#### [WRITTEN REQUEST]
Give every line from the entries that contains "screenshot".

#### [ENTRIES SUPPLIED]
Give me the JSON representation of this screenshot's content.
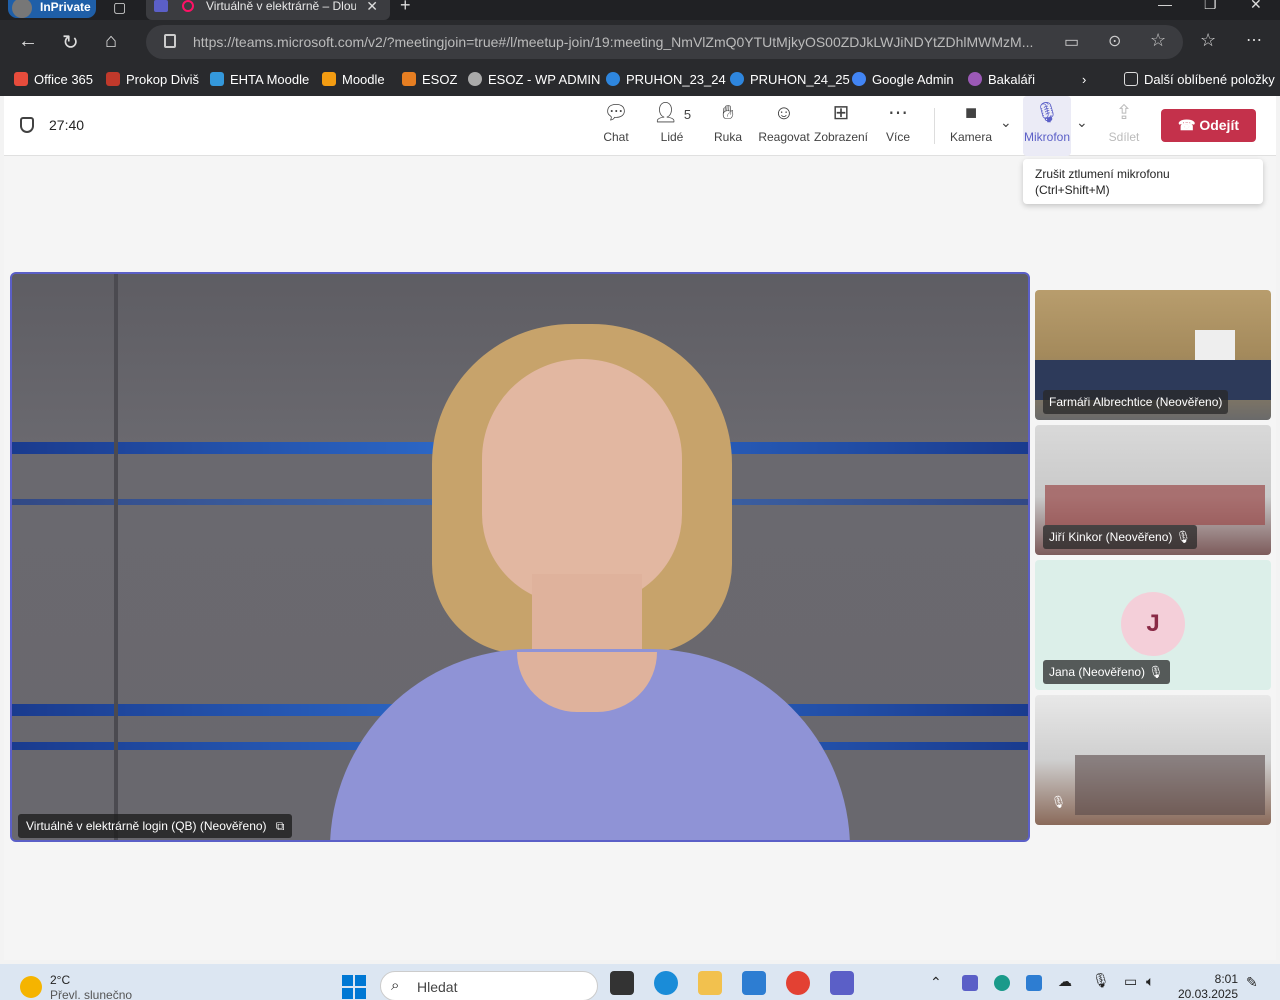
{
  "browser": {
    "inprivate_label": "InPrivate",
    "tab_title": "Virtuálně v elektrárně – Dloul",
    "url": "https://teams.microsoft.com/v2/?meetingjoin=true#/l/meetup-join/19:meeting_NmVlZmQ0YTUtMjkyOS00ZDJkLWJiNDYtZDhlMWMzM...",
    "favorites": [
      {
        "label": "Office 365",
        "color": "#e74c3c"
      },
      {
        "label": "Prokop Diviš",
        "color": "#c0392b"
      },
      {
        "label": "EHTA Moodle",
        "color": "#3498db"
      },
      {
        "label": "Moodle",
        "color": "#f39c12"
      },
      {
        "label": "ESOZ",
        "color": "#e67e22"
      },
      {
        "label": "ESOZ - WP ADMIN",
        "color": "#aaaaaa"
      },
      {
        "label": "PRUHON_23_24",
        "color": "#2e86de"
      },
      {
        "label": "PRUHON_24_25",
        "color": "#2e86de"
      },
      {
        "label": "Google Admin",
        "color": "#4285f4"
      },
      {
        "label": "Bakaláři",
        "color": "#9b59b6"
      }
    ],
    "other_favorites": "Další oblíbené položky"
  },
  "meeting": {
    "timer": "27:40",
    "people_count": "5",
    "controls": {
      "chat": "Chat",
      "people": "Lidé",
      "hand": "Ruka",
      "react": "Reagovat",
      "view": "Zobrazení",
      "more": "Více",
      "camera": "Kamera",
      "mic": "Mikrofon",
      "share": "Sdílet",
      "leave": "Odejít"
    },
    "tooltip": {
      "line1": "Zrušit ztlumení mikrofonu",
      "line2": "(Ctrl+Shift+M)"
    },
    "main_speaker": "Virtuálně v elektrárně login (QB) (Neověřeno)",
    "participants": [
      {
        "name": "Farmáři Albrechtice (Neověřeno)",
        "muted": false
      },
      {
        "name": "Jiří Kinkor (Neověřeno)",
        "muted": true
      },
      {
        "name": "Jana (Neověřeno)",
        "muted": true,
        "initial": "J"
      },
      {
        "name": "",
        "muted": true
      }
    ]
  },
  "taskbar": {
    "weather_temp": "2°C",
    "weather_desc": "Převl. slunečno",
    "search_placeholder": "Hledat",
    "time": "8:01",
    "date": "20.03.2025"
  }
}
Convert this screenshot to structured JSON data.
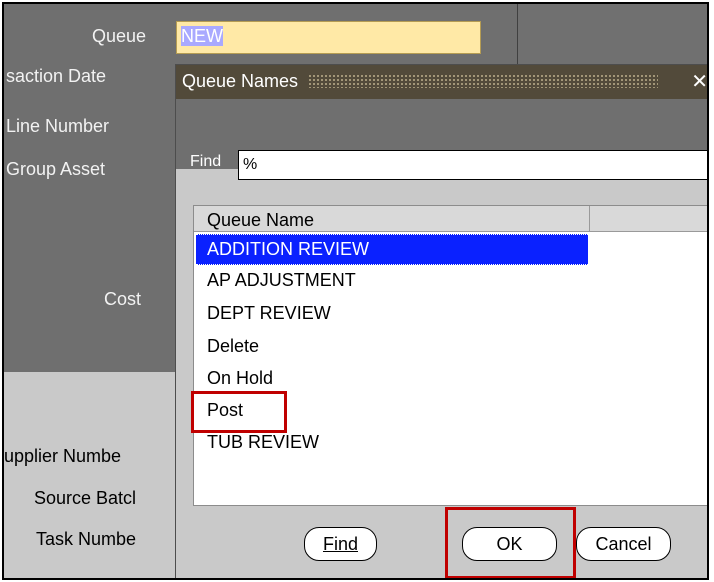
{
  "form": {
    "labels": {
      "queue": "Queue",
      "transaction_date": "saction Date",
      "line_number": "Line Number",
      "group_asset": "Group Asset",
      "cost": "Cost",
      "supplier_number": "upplier Numbe",
      "source_batch": "Source Batcl",
      "task_number": "Task Numbe"
    },
    "queue_value": "NEW"
  },
  "dialog": {
    "title": "Queue Names",
    "find_label": "Find",
    "find_value": "%",
    "column_header": "Queue Name",
    "items": [
      {
        "label": "ADDITION REVIEW",
        "selected": true
      },
      {
        "label": "AP ADJUSTMENT",
        "selected": false
      },
      {
        "label": "DEPT REVIEW",
        "selected": false
      },
      {
        "label": "Delete",
        "selected": false
      },
      {
        "label": "On Hold",
        "selected": false
      },
      {
        "label": "Post",
        "selected": false
      },
      {
        "label": "TUB REVIEW",
        "selected": false
      }
    ],
    "buttons": {
      "find": "Find",
      "ok": "OK",
      "cancel": "Cancel"
    }
  },
  "colors": {
    "highlight_box": "#c00000",
    "selection": "#0a21ff",
    "title_bar": "#524a3a"
  },
  "icons": {
    "close": "close-icon"
  }
}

#### [WORKED ANSWER]
Give me the JSON representation of this screenshot's content.
Convert this screenshot to structured JSON data.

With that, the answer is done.